Data for the task -
########

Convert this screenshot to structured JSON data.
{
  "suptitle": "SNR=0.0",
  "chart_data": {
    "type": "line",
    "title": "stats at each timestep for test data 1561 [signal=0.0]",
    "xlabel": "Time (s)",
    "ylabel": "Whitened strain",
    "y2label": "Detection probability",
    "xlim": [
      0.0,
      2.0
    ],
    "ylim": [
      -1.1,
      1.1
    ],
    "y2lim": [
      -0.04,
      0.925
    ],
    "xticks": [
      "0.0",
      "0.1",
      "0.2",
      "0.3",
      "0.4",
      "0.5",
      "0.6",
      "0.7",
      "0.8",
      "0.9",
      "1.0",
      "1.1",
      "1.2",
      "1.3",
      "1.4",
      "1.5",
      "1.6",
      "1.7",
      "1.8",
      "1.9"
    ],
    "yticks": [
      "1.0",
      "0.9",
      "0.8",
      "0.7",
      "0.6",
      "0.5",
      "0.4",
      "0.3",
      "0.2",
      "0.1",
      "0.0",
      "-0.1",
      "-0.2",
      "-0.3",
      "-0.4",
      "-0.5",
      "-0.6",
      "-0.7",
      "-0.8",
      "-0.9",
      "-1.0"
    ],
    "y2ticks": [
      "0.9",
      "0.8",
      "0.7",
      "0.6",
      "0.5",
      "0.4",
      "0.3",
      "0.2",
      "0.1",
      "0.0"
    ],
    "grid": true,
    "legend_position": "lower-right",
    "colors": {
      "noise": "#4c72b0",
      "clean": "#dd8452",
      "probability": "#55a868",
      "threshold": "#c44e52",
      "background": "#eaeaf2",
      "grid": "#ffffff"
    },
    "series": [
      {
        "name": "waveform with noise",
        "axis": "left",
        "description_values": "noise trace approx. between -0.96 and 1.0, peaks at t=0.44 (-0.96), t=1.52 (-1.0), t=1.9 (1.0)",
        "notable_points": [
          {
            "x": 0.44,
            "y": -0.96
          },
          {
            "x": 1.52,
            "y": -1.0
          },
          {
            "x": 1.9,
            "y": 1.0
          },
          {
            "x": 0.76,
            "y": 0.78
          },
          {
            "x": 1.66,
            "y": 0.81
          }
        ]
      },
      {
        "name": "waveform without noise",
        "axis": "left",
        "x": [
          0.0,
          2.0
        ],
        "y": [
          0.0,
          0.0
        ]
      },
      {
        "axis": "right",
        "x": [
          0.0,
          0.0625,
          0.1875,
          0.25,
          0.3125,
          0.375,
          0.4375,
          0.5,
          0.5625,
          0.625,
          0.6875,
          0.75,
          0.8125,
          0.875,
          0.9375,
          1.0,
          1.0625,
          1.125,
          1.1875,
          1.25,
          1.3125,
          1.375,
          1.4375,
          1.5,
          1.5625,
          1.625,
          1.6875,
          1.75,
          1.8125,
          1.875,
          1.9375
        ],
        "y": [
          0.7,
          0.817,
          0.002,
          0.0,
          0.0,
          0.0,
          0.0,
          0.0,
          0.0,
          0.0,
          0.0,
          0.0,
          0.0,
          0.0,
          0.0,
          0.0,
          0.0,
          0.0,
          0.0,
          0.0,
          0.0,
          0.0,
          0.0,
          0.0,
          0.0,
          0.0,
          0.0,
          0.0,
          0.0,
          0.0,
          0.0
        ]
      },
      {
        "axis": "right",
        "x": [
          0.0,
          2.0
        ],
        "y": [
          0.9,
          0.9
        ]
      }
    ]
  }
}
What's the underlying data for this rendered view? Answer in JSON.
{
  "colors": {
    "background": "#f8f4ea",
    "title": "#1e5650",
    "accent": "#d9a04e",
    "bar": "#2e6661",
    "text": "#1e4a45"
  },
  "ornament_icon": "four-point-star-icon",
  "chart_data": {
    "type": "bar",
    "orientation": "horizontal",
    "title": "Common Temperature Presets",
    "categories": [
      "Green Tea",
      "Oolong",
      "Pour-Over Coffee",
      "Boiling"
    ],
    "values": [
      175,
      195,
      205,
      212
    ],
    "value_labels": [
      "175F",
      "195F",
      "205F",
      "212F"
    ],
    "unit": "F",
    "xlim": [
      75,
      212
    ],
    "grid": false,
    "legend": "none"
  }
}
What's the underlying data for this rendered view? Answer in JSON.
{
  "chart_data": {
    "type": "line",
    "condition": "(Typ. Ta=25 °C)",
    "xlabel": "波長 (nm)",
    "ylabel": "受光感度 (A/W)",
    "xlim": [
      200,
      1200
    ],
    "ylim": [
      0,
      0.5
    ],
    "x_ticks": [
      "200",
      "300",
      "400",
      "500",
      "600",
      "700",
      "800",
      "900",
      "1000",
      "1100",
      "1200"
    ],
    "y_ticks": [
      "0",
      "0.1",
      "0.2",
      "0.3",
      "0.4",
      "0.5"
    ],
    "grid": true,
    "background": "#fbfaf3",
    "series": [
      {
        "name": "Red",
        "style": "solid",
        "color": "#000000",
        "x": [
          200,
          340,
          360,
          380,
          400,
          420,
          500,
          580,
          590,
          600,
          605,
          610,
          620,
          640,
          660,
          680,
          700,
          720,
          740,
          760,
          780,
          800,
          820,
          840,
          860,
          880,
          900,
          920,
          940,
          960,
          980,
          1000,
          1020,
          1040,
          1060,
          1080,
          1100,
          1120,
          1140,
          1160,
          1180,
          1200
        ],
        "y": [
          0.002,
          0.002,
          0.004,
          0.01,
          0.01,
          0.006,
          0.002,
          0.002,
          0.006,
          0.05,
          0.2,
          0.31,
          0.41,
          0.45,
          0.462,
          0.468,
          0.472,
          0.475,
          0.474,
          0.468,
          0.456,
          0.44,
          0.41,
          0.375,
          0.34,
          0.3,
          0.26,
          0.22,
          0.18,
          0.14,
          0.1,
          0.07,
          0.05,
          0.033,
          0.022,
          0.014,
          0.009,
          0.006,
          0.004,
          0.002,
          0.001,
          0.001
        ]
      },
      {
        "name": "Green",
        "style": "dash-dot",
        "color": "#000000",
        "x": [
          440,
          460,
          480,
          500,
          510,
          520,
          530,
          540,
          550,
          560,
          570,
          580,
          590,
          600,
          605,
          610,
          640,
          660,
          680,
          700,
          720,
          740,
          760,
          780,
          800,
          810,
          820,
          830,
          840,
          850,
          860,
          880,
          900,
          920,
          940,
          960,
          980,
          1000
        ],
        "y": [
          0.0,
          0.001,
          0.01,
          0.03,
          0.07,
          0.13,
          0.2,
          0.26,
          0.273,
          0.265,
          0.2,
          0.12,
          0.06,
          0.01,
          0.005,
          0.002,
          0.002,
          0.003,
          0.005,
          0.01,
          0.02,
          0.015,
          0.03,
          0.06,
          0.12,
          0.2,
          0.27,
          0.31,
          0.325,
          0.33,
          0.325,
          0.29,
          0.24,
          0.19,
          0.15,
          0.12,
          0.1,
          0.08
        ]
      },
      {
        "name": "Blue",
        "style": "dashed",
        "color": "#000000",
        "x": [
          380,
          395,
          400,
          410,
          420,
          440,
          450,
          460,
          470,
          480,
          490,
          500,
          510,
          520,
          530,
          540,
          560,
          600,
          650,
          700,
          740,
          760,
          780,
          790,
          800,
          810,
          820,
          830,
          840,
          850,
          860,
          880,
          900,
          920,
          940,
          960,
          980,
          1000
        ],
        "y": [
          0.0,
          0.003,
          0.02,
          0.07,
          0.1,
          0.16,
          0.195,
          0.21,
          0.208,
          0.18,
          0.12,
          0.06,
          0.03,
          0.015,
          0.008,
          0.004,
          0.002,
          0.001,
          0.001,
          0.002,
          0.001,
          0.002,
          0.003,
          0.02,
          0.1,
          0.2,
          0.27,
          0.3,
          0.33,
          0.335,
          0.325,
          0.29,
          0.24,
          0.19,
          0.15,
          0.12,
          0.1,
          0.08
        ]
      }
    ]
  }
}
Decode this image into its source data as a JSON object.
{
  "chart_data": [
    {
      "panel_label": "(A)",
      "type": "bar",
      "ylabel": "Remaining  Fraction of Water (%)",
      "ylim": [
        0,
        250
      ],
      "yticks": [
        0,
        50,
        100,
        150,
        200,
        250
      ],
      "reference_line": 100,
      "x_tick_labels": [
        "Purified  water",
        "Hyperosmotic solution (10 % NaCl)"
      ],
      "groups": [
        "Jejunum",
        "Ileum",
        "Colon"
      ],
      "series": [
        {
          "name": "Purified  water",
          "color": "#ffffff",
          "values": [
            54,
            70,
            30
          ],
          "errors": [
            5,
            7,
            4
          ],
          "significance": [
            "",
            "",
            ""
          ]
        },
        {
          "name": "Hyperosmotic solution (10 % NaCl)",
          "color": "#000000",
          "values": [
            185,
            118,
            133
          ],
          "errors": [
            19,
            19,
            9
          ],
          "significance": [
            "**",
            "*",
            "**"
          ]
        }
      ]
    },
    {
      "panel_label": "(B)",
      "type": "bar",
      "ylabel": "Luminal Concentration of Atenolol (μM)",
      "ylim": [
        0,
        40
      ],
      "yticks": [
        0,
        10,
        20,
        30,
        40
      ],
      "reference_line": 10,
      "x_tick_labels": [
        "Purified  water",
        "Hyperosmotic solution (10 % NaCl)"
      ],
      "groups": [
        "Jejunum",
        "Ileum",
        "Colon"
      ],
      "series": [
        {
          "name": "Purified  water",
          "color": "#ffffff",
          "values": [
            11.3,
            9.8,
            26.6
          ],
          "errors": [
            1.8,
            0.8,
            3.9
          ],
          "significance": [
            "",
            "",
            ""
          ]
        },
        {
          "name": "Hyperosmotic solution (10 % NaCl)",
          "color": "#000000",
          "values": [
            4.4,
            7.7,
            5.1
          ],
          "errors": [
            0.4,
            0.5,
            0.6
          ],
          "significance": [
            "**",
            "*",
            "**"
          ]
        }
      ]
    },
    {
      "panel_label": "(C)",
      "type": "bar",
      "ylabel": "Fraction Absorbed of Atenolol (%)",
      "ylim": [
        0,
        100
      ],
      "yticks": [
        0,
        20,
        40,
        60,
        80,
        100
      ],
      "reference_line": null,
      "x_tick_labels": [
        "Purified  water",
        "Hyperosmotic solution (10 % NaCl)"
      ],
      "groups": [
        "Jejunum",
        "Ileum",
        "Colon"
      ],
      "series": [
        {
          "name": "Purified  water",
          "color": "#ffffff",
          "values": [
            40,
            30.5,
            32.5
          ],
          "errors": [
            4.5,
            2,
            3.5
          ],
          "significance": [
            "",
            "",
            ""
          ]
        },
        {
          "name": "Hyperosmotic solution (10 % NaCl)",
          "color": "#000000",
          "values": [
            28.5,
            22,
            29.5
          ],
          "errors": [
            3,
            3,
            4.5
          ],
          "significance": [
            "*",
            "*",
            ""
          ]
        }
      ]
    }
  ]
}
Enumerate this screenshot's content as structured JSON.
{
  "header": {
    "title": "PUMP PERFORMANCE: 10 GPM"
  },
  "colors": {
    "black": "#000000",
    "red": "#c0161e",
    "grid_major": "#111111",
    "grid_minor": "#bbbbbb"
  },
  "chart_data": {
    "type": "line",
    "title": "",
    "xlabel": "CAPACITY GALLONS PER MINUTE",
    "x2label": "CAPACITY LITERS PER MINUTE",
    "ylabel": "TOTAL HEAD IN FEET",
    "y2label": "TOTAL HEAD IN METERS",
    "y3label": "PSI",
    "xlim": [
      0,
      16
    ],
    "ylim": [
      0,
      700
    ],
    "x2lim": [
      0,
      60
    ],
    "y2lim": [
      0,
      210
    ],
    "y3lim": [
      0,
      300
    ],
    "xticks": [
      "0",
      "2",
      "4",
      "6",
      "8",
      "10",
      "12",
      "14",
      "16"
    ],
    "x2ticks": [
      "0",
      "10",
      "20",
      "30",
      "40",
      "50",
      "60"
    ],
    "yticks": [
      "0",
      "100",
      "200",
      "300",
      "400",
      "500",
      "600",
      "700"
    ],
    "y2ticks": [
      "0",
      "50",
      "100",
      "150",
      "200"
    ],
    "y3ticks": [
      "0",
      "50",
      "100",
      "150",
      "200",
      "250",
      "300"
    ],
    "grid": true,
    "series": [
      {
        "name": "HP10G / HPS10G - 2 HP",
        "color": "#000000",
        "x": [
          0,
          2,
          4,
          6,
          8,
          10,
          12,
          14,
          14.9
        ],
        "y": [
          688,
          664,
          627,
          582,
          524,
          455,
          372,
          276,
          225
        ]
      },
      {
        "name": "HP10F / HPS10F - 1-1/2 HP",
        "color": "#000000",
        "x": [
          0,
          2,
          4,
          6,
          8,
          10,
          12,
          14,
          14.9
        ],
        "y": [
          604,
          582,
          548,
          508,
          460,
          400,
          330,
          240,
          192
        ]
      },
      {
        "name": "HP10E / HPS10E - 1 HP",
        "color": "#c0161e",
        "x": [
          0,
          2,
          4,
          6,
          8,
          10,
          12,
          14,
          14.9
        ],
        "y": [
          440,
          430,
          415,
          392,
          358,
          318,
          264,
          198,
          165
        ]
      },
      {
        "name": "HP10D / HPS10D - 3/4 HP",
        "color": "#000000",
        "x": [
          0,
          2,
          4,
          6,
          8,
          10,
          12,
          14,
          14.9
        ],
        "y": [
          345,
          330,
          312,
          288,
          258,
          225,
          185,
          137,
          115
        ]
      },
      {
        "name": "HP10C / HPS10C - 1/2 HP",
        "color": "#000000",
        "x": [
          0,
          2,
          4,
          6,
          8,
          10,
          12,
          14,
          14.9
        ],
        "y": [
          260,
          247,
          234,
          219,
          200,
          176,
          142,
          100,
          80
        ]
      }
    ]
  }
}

########

Task directions - Extract, from the listing above, every line where the string "waveform" occurs.

Solution for this exercise -
        "name": "waveform with noise",
        "name": "waveform without noise",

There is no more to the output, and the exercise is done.